━━ SUPPLIED RECORDS
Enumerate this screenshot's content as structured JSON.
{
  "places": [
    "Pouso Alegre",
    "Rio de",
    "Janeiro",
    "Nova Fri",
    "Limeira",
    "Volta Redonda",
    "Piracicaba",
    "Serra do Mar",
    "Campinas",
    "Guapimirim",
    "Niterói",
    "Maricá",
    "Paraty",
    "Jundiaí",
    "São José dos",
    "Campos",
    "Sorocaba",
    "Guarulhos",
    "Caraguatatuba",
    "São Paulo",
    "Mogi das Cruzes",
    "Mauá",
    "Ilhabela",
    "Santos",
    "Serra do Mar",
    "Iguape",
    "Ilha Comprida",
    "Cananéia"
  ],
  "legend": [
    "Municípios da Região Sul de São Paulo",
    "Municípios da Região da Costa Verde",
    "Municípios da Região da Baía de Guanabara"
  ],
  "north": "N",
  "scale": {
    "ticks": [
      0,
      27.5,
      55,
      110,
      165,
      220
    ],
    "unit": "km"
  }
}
━━━━
◆ **GIVEN INSTRUCTION**: Every entry should be output exactly as written, please.

◆ **CORRECT ANSWER**:
Enumerate this screenshot's content as structured JSON.
{
  "places": [
    "Pouso Alegre",
    "Rio de",
    "Janeiro",
    "Nova Fri",
    "Limeira",
    "Volta Redonda",
    "Piracicaba",
    "Serra do Mar",
    "Campinas",
    "Guapimirim",
    "Niterói",
    "Maricá",
    "Paraty",
    "Jundiaí",
    "São José dos",
    "Campos",
    "Sorocaba",
    "Guarulhos",
    "Caraguatatuba",
    "São Paulo",
    "Mogi das Cruzes",
    "Mauá",
    "Ilhabela",
    "Santos",
    "Serra do Mar",
    "Iguape",
    "Ilha Comprida",
    "Cananéia"
  ],
  "legend": [
    "Municípios da Região Sul de São Paulo",
    "Municípios da Região da Costa Verde",
    "Municípios da Região da Baía de Guanabara"
  ],
  "north": "N",
  "scale": {
    "ticks": [
      0,
      27.5,
      55,
      110,
      165,
      220
    ],
    "unit": "km"
  }
}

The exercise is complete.